[Data items]
────────────────────────────────────────
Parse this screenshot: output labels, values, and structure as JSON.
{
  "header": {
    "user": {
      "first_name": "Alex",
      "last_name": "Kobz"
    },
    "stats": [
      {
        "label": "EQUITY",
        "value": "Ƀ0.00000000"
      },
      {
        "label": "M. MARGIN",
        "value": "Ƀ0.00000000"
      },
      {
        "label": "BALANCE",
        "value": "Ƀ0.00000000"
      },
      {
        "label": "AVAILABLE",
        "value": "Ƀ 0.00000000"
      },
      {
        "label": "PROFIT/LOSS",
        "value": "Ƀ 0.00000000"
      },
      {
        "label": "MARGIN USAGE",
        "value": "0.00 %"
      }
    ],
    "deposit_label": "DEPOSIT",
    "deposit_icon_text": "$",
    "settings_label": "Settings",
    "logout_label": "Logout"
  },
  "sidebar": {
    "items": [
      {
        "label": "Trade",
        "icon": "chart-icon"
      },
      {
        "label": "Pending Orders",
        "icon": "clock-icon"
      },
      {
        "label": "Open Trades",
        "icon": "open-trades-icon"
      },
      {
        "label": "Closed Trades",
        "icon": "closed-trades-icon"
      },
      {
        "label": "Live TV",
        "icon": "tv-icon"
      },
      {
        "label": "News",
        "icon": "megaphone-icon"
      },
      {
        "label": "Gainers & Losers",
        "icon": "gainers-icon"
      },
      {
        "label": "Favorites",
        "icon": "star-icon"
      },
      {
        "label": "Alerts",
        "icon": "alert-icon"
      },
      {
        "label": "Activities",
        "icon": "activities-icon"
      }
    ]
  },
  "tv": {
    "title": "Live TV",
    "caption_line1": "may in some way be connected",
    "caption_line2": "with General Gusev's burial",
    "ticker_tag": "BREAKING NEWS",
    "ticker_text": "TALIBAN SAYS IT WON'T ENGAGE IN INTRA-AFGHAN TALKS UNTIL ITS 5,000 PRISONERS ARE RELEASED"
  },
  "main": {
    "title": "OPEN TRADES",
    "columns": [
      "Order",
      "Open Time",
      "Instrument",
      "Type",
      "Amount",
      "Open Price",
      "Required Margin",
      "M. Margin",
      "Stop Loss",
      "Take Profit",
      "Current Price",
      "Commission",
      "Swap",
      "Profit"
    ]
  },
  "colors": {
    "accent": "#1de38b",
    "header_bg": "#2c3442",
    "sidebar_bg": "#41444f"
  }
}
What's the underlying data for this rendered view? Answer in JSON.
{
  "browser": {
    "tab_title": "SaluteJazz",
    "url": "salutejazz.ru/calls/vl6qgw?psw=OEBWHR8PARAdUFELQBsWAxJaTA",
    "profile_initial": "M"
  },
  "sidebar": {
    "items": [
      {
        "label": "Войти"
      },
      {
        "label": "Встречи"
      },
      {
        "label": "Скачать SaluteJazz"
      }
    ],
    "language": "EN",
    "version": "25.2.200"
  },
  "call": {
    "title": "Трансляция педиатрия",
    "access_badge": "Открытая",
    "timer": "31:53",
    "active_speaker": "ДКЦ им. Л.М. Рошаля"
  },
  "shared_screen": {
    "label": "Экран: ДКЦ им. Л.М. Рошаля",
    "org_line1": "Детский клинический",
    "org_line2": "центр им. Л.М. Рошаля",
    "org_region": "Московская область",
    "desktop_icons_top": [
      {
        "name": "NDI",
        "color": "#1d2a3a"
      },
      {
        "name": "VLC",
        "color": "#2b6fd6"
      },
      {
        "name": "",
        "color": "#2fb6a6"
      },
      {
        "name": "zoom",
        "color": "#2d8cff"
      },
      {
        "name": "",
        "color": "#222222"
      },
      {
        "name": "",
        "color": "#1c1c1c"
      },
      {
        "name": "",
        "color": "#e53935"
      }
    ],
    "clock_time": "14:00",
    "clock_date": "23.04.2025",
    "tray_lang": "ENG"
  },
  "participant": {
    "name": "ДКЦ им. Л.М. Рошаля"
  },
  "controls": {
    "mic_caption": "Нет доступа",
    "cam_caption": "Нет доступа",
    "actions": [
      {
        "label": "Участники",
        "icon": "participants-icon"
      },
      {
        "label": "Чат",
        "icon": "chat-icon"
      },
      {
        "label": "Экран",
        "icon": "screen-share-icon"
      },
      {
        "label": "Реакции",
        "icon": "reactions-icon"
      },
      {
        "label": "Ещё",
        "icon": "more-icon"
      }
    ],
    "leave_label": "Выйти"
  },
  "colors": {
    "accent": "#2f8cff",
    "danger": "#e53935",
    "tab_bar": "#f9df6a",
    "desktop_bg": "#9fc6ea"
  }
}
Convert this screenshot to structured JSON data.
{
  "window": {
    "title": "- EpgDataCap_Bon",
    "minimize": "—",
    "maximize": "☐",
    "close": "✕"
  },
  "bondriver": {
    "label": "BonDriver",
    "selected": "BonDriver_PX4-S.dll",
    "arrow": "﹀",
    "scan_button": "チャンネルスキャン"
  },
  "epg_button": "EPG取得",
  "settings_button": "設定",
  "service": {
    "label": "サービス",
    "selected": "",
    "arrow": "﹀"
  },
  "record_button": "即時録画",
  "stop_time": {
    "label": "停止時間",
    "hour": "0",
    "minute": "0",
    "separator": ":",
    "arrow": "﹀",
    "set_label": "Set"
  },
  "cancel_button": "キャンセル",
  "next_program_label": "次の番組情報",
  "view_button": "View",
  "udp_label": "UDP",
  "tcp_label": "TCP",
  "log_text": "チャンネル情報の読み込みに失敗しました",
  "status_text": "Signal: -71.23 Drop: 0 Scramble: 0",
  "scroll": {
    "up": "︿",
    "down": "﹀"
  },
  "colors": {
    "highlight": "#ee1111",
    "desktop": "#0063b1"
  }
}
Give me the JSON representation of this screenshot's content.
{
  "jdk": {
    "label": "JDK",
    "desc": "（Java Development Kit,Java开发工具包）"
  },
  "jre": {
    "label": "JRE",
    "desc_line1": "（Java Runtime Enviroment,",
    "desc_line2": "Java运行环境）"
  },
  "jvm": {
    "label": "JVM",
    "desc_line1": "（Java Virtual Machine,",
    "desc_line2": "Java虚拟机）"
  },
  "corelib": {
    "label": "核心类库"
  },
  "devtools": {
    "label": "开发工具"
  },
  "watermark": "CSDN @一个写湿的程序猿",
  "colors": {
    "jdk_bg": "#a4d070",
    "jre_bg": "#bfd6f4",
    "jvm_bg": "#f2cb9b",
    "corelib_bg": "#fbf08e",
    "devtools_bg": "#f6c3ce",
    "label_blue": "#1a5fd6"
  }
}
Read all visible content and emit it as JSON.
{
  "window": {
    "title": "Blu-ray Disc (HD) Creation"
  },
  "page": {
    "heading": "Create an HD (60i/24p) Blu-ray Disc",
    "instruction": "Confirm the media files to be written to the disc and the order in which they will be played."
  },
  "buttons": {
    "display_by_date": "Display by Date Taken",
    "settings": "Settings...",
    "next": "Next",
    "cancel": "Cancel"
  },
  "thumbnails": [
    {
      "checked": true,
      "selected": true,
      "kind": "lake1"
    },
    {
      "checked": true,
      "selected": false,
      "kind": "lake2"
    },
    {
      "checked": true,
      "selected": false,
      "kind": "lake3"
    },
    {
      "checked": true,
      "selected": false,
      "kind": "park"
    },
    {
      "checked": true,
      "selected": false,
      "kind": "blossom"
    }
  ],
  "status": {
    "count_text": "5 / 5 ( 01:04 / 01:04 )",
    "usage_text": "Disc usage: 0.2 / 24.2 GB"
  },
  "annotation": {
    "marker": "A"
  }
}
────────────────────────────────────────
### SET TASK:
Write out every line of the material again, exactly as it reads.

### THE COMPLETED TASK:
Parse this screenshot: output labels, values, and structure as JSON.
{
  "header": {
    "user": {
      "first_name": "Alex",
      "last_name": "Kobz"
    },
    "stats": [
      {
        "label": "EQUITY",
        "value": "Ƀ0.00000000"
      },
      {
        "label": "M. MARGIN",
        "value": "Ƀ0.00000000"
      },
      {
        "label": "BALANCE",
        "value": "Ƀ0.00000000"
      },
      {
        "label": "AVAILABLE",
        "value": "Ƀ 0.00000000"
      },
      {
        "label": "PROFIT/LOSS",
        "value": "Ƀ 0.00000000"
      },
      {
        "label": "MARGIN USAGE",
        "value": "0.00 %"
      }
    ],
    "deposit_label": "DEPOSIT",
    "deposit_icon_text": "$",
    "settings_label": "Settings",
    "logout_label": "Logout"
  },
  "sidebar": {
    "items": [
      {
        "label": "Trade",
        "icon": "chart-icon"
      },
      {
        "label": "Pending Orders",
        "icon": "clock-icon"
      },
      {
        "label": "Open Trades",
        "icon": "open-trades-icon"
      },
      {
        "label": "Closed Trades",
        "icon": "closed-trades-icon"
      },
      {
        "label": "Live TV",
        "icon": "tv-icon"
      },
      {
        "label": "News",
        "icon": "megaphone-icon"
      },
      {
        "label": "Gainers & Losers",
        "icon": "gainers-icon"
      },
      {
        "label": "Favorites",
        "icon": "star-icon"
      },
      {
        "label": "Alerts",
        "icon": "alert-icon"
      },
      {
        "label": "Activities",
        "icon": "activities-icon"
      }
    ]
  },
  "tv": {
    "title": "Live TV",
    "caption_line1": "may in some way be connected",
    "caption_line2": "with General Gusev's burial",
    "ticker_tag": "BREAKING NEWS",
    "ticker_text": "TALIBAN SAYS IT WON'T ENGAGE IN INTRA-AFGHAN TALKS UNTIL ITS 5,000 PRISONERS ARE RELEASED"
  },
  "main": {
    "title": "OPEN TRADES",
    "columns": [
      "Order",
      "Open Time",
      "Instrument",
      "Type",
      "Amount",
      "Open Price",
      "Required Margin",
      "M. Margin",
      "Stop Loss",
      "Take Profit",
      "Current Price",
      "Commission",
      "Swap",
      "Profit"
    ]
  },
  "colors": {
    "accent": "#1de38b",
    "header_bg": "#2c3442",
    "sidebar_bg": "#41444f"
  }
}
What's the underlying data for this rendered view? Answer in JSON.
{
  "browser": {
    "tab_title": "SaluteJazz",
    "url": "salutejazz.ru/calls/vl6qgw?psw=OEBWHR8PARAdUFELQBsWAxJaTA",
    "profile_initial": "M"
  },
  "sidebar": {
    "items": [
      {
        "label": "Войти"
      },
      {
        "label": "Встречи"
      },
      {
        "label": "Скачать SaluteJazz"
      }
    ],
    "language": "EN",
    "version": "25.2.200"
  },
  "call": {
    "title": "Трансляция педиатрия",
    "access_badge": "Открытая",
    "timer": "31:53",
    "active_speaker": "ДКЦ им. Л.М. Рошаля"
  },
  "shared_screen": {
    "label": "Экран: ДКЦ им. Л.М. Рошаля",
    "org_line1": "Детский клинический",
    "org_line2": "центр им. Л.М. Рошаля",
    "org_region": "Московская область",
    "desktop_icons_top": [
      {
        "name": "NDI",
        "color": "#1d2a3a"
      },
      {
        "name": "VLC",
        "color": "#2b6fd6"
      },
      {
        "name": "",
        "color": "#2fb6a6"
      },
      {
        "name": "zoom",
        "color": "#2d8cff"
      },
      {
        "name": "",
        "color": "#222222"
      },
      {
        "name": "",
        "color": "#1c1c1c"
      },
      {
        "name": "",
        "color": "#e53935"
      }
    ],
    "clock_time": "14:00",
    "clock_date": "23.04.2025",
    "tray_lang": "ENG"
  },
  "participant": {
    "name": "ДКЦ им. Л.М. Рошаля"
  },
  "controls": {
    "mic_caption": "Нет доступа",
    "cam_caption": "Нет доступа",
    "actions": [
      {
        "label": "Участники",
        "icon": "participants-icon"
      },
      {
        "label": "Чат",
        "icon": "chat-icon"
      },
      {
        "label": "Экран",
        "icon": "screen-share-icon"
      },
      {
        "label": "Реакции",
        "icon": "reactions-icon"
      },
      {
        "label": "Ещё",
        "icon": "more-icon"
      }
    ],
    "leave_label": "Выйти"
  },
  "colors": {
    "accent": "#2f8cff",
    "danger": "#e53935",
    "tab_bar": "#f9df6a",
    "desktop_bg": "#9fc6ea"
  }
}
Convert this screenshot to structured JSON data.
{
  "window": {
    "title": "- EpgDataCap_Bon",
    "minimize": "—",
    "maximize": "☐",
    "close": "✕"
  },
  "bondriver": {
    "label": "BonDriver",
    "selected": "BonDriver_PX4-S.dll",
    "arrow": "﹀",
    "scan_button": "チャンネルスキャン"
  },
  "epg_button": "EPG取得",
  "settings_button": "設定",
  "service": {
    "label": "サービス",
    "selected": "",
    "arrow": "﹀"
  },
  "record_button": "即時録画",
  "stop_time": {
    "label": "停止時間",
    "hour": "0",
    "minute": "0",
    "separator": ":",
    "arrow": "﹀",
    "set_label": "Set"
  },
  "cancel_button": "キャンセル",
  "next_program_label": "次の番組情報",
  "view_button": "View",
  "udp_label": "UDP",
  "tcp_label": "TCP",
  "log_text": "チャンネル情報の読み込みに失敗しました",
  "status_text": "Signal: -71.23 Drop: 0 Scramble: 0",
  "scroll": {
    "up": "︿",
    "down": "﹀"
  },
  "colors": {
    "highlight": "#ee1111",
    "desktop": "#0063b1"
  }
}
Give me the JSON representation of this screenshot's content.
{
  "jdk": {
    "label": "JDK",
    "desc": "（Java Development Kit,Java开发工具包）"
  },
  "jre": {
    "label": "JRE",
    "desc_line1": "（Java Runtime Enviroment,",
    "desc_line2": "Java运行环境）"
  },
  "jvm": {
    "label": "JVM",
    "desc_line1": "（Java Virtual Machine,",
    "desc_line2": "Java虚拟机）"
  },
  "corelib": {
    "label": "核心类库"
  },
  "devtools": {
    "label": "开发工具"
  },
  "watermark": "CSDN @一个写湿的程序猿",
  "colors": {
    "jdk_bg": "#a4d070",
    "jre_bg": "#bfd6f4",
    "jvm_bg": "#f2cb9b",
    "corelib_bg": "#fbf08e",
    "devtools_bg": "#f6c3ce",
    "label_blue": "#1a5fd6"
  }
}
Read all visible content and emit it as JSON.
{
  "window": {
    "title": "Blu-ray Disc (HD) Creation"
  },
  "page": {
    "heading": "Create an HD (60i/24p) Blu-ray Disc",
    "instruction": "Confirm the media files to be written to the disc and the order in which they will be played."
  },
  "buttons": {
    "display_by_date": "Display by Date Taken",
    "settings": "Settings...",
    "next": "Next",
    "cancel": "Cancel"
  },
  "thumbnails": [
    {
      "checked": true,
      "selected": true,
      "kind": "lake1"
    },
    {
      "checked": true,
      "selected": false,
      "kind": "lake2"
    },
    {
      "checked": true,
      "selected": false,
      "kind": "lake3"
    },
    {
      "checked": true,
      "selected": false,
      "kind": "park"
    },
    {
      "checked": true,
      "selected": false,
      "kind": "blossom"
    }
  ],
  "status": {
    "count_text": "5 / 5 ( 01:04 / 01:04 )",
    "usage_text": "Disc usage: 0.2 / 24.2 GB"
  },
  "annotation": {
    "marker": "A"
  }
}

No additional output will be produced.